-- Start Data for processing --
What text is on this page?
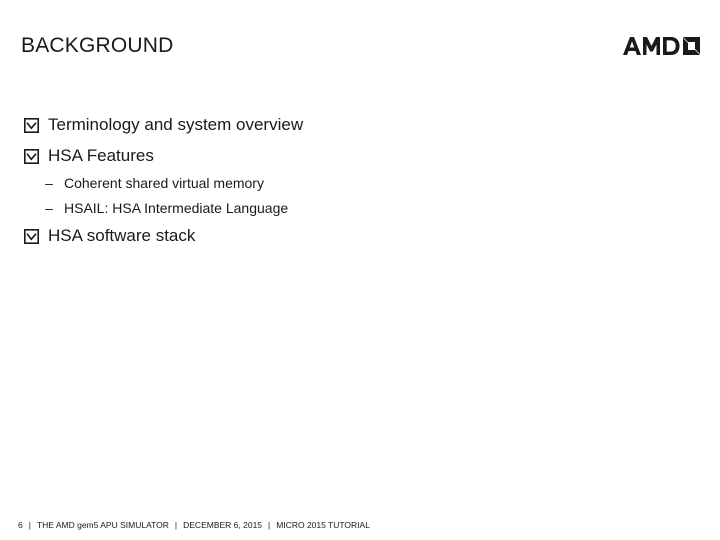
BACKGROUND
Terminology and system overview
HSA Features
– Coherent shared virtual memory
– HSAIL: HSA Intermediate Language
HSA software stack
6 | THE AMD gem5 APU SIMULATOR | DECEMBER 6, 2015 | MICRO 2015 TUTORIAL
-- End Data for processing --
-- Start Data for processing --
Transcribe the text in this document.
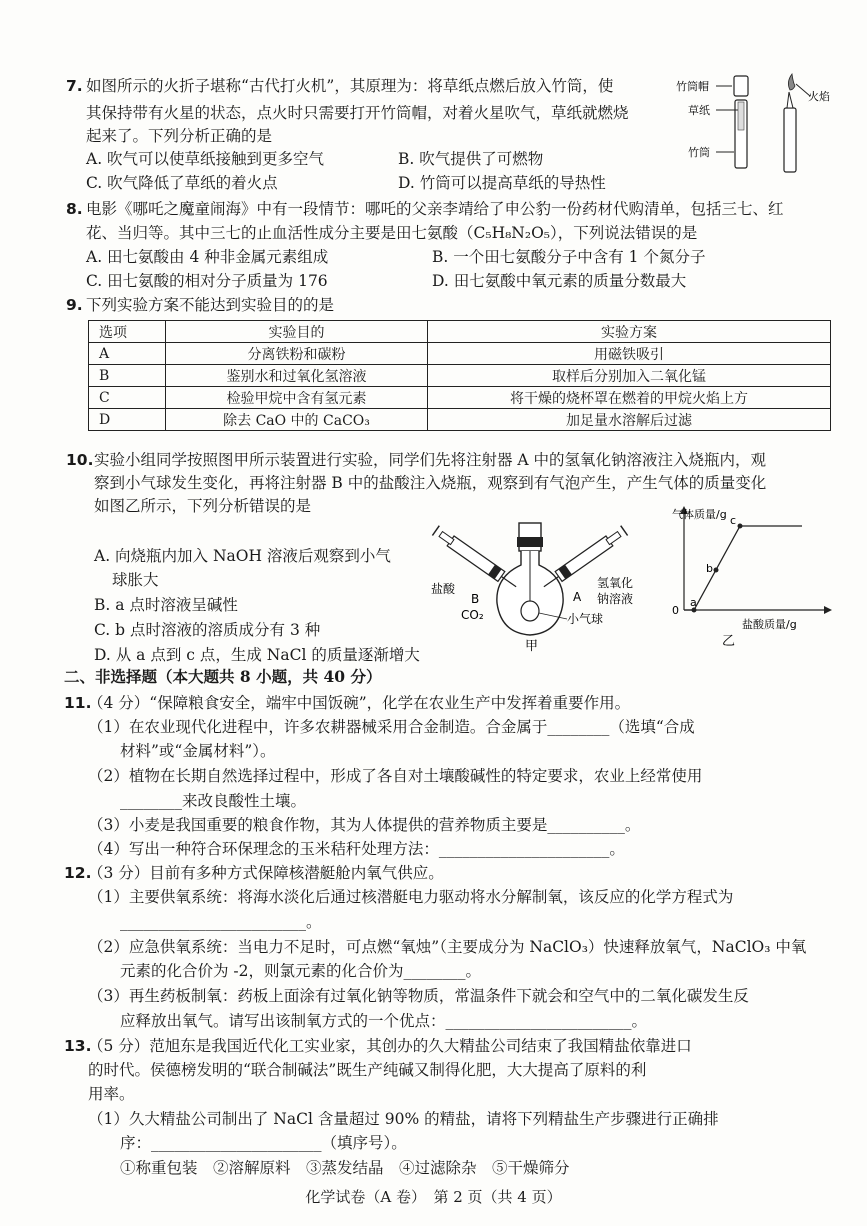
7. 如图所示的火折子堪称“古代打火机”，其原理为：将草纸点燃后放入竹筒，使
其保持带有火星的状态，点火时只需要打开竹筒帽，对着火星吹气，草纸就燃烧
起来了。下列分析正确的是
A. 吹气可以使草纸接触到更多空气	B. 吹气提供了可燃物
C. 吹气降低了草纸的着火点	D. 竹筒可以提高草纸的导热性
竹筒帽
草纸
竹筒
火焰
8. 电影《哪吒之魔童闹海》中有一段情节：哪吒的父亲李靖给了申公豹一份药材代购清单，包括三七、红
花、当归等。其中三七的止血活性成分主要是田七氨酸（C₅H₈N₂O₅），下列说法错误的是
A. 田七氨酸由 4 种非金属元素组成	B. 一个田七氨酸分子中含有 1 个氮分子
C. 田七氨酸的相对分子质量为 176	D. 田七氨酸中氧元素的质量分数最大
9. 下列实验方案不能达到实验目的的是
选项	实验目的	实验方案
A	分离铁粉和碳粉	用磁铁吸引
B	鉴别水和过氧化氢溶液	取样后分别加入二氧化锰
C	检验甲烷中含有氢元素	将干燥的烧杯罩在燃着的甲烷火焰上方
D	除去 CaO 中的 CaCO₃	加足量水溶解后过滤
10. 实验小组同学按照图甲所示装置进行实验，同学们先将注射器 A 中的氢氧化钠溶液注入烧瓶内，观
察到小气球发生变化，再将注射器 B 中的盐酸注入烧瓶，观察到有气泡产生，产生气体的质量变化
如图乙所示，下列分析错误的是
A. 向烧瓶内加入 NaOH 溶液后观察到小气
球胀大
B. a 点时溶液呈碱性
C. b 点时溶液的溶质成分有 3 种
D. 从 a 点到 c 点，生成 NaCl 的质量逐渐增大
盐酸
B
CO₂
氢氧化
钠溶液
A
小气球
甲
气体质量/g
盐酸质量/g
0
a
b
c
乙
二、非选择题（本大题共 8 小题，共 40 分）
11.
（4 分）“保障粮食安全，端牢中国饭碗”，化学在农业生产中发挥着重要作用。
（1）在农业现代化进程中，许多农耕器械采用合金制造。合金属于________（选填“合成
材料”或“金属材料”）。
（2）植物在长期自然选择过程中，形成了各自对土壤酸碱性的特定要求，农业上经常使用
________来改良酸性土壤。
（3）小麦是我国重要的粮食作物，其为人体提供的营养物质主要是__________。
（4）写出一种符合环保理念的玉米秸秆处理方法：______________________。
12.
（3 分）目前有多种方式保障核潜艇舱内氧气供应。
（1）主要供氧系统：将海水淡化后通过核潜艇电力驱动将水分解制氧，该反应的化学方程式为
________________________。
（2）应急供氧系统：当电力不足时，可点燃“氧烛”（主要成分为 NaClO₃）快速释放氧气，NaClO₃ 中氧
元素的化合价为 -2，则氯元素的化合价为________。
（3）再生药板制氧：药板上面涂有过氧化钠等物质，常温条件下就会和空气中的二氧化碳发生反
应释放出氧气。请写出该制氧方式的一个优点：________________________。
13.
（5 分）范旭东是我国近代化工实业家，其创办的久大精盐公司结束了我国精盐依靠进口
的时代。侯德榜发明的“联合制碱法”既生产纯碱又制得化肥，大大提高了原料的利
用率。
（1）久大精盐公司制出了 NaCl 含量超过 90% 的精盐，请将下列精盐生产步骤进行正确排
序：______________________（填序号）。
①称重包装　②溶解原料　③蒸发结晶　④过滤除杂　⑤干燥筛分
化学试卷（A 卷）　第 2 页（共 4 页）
-- End Data for processing --
-- Start Data for processing --
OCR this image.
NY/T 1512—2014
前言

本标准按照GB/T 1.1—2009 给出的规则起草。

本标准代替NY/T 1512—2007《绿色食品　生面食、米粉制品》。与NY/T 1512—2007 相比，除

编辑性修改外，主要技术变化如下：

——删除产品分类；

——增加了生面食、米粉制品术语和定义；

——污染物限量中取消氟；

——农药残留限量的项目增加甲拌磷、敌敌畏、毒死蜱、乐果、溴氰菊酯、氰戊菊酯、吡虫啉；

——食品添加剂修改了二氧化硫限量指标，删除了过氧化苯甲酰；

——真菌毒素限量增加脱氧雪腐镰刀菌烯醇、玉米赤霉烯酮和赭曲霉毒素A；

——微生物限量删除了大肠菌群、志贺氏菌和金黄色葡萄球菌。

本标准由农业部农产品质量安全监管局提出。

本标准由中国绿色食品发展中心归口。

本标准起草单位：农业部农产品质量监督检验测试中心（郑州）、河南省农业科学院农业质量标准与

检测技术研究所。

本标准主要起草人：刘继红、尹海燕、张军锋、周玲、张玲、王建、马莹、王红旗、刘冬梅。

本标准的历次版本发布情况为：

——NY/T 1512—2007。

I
-- End Data for processing --
▶ Directions
In the entries above, find every line with the word "text" and list it.

▶ Correct response
What text is on this page?
Transcribe the text in this document.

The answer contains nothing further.